Figure record listings:

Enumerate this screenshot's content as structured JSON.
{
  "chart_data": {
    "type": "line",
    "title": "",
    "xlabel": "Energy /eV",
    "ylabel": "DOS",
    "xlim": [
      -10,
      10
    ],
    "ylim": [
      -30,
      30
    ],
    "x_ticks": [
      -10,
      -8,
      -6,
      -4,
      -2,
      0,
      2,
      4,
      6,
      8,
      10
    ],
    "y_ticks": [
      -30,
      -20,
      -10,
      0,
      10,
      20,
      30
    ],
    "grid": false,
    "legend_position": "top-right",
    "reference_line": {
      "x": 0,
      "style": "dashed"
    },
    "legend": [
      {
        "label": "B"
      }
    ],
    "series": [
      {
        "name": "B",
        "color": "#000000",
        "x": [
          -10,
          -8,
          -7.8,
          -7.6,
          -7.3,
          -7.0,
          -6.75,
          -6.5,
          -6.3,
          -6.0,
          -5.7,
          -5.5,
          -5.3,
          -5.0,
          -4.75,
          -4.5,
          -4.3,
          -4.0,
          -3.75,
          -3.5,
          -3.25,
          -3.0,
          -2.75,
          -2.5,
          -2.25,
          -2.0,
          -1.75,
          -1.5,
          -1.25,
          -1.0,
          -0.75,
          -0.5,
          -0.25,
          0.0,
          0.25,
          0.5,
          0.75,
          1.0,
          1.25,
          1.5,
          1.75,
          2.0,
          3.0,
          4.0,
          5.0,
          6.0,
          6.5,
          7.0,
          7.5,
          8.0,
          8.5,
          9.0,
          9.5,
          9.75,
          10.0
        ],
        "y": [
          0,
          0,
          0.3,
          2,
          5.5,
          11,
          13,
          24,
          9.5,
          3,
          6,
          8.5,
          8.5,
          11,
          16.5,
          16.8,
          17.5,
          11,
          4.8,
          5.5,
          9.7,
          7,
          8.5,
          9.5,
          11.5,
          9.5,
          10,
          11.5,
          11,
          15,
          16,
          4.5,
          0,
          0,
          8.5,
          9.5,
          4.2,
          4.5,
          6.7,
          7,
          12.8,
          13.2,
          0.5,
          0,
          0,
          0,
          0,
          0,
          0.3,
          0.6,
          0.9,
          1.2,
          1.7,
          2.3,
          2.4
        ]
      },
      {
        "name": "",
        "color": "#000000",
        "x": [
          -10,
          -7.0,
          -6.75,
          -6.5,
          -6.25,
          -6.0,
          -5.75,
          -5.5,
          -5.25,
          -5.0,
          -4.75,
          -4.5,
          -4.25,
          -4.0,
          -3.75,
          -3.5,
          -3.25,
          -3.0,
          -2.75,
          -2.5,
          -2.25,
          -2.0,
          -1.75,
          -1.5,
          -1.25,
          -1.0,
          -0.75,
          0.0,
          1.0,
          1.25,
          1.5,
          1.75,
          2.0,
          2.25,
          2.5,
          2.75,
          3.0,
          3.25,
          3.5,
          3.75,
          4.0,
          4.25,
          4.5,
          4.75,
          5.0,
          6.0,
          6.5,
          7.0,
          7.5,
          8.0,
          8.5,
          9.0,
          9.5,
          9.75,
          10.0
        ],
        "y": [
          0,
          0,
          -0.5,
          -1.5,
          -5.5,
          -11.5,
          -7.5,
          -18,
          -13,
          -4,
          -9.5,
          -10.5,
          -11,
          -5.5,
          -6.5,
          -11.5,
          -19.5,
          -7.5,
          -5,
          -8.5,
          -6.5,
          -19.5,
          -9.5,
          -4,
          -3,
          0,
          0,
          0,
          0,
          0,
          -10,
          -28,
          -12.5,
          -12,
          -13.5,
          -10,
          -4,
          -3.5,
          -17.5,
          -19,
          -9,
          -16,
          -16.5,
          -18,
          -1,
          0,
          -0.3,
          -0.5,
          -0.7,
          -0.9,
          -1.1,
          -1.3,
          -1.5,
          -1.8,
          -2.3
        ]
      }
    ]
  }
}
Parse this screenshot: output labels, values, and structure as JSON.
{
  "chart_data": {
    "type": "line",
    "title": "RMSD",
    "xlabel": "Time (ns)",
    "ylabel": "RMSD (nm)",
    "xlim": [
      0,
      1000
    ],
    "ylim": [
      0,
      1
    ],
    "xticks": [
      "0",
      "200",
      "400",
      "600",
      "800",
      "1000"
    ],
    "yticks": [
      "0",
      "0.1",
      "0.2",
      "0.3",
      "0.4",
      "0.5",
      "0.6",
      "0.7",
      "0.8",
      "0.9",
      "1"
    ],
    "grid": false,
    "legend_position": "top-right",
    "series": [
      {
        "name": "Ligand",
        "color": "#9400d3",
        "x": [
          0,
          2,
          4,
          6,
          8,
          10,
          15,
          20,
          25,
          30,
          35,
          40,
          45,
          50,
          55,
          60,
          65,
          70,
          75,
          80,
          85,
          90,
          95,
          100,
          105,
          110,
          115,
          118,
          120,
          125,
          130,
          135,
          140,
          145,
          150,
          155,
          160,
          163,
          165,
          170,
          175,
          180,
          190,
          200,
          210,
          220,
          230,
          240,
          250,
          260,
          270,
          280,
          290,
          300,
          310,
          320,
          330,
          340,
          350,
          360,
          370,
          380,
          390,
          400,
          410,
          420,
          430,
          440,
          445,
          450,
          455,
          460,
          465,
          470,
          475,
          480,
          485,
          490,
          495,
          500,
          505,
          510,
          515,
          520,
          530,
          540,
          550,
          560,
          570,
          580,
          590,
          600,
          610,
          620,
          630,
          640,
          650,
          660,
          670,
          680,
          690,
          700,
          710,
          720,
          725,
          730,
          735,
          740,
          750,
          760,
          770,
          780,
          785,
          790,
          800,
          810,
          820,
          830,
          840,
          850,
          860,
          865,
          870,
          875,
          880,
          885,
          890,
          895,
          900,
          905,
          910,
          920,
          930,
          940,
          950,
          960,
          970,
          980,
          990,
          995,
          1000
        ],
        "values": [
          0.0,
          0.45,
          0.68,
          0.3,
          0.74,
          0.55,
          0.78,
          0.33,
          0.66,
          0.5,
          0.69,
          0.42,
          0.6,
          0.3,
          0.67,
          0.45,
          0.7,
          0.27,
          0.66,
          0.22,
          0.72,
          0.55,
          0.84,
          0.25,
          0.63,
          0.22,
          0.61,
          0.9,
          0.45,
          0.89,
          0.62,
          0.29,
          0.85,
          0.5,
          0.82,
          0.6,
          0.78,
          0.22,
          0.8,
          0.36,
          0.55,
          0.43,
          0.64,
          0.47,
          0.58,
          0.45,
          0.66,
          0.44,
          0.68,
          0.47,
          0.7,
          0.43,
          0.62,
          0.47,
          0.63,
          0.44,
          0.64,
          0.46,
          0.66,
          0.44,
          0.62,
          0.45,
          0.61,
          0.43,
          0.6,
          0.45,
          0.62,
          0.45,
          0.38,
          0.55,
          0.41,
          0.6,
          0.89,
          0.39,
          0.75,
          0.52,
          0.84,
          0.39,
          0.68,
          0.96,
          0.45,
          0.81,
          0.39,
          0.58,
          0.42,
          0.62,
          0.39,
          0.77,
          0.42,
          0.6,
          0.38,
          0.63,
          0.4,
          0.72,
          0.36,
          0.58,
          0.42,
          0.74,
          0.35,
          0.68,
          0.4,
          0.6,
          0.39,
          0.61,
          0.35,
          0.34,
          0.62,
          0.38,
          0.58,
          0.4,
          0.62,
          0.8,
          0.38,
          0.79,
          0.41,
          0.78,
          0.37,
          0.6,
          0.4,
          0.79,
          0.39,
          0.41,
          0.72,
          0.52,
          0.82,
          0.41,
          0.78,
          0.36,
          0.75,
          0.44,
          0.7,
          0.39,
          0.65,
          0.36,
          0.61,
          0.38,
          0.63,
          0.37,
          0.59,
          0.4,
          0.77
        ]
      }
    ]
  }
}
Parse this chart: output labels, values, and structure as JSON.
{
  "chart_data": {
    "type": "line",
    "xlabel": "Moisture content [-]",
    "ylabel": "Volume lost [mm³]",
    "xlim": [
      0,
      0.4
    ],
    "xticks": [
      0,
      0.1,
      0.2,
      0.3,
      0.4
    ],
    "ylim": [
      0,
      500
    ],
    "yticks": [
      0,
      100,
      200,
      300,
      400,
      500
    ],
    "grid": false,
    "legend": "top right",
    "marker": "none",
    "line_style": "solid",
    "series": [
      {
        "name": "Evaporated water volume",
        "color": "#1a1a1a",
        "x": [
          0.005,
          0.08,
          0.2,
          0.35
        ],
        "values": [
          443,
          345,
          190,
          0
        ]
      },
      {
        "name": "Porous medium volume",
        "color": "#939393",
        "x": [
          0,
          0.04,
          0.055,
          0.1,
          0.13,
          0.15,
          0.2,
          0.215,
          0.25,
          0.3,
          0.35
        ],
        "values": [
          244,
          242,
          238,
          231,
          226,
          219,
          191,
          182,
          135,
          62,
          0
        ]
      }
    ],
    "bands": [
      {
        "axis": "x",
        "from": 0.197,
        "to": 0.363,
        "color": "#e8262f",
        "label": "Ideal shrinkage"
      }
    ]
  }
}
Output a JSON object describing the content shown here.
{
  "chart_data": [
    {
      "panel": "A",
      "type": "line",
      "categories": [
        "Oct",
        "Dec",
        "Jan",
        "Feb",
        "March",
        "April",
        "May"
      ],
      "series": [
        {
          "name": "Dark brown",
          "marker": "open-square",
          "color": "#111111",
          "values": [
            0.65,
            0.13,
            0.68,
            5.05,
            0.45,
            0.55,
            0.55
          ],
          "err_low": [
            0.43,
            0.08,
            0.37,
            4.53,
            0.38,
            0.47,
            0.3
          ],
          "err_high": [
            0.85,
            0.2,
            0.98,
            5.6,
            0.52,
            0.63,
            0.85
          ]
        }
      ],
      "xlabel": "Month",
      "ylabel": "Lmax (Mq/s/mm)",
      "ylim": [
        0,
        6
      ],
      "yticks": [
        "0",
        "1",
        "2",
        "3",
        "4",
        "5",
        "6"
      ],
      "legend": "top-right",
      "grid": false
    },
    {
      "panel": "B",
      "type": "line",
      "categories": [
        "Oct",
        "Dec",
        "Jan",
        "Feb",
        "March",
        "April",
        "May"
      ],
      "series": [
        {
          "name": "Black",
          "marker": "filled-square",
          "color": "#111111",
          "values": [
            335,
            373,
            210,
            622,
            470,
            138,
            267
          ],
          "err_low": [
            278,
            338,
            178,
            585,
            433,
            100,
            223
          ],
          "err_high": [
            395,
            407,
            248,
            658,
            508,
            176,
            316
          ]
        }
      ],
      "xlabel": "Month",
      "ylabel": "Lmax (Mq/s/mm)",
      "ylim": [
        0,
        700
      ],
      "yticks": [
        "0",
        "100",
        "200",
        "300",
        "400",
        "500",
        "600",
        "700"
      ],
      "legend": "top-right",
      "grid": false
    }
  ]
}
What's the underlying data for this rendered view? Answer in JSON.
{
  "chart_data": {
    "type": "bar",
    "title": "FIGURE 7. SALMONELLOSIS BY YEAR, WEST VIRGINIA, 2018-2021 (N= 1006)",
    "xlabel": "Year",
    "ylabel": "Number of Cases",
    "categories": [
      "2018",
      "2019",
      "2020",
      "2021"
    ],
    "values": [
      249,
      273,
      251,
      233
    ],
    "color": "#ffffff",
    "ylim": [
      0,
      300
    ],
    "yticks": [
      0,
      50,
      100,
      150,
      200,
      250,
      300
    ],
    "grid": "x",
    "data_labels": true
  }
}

* _Problem description_
Where a line above contains the word "title", copy that line.

* _Result of the task_
    "title": "",
    "title": "RMSD",
    "title": "FIGURE 7. SALMONELLOSIS BY YEAR, WEST VIRGINIA, 2018-2021 (N= 1006)",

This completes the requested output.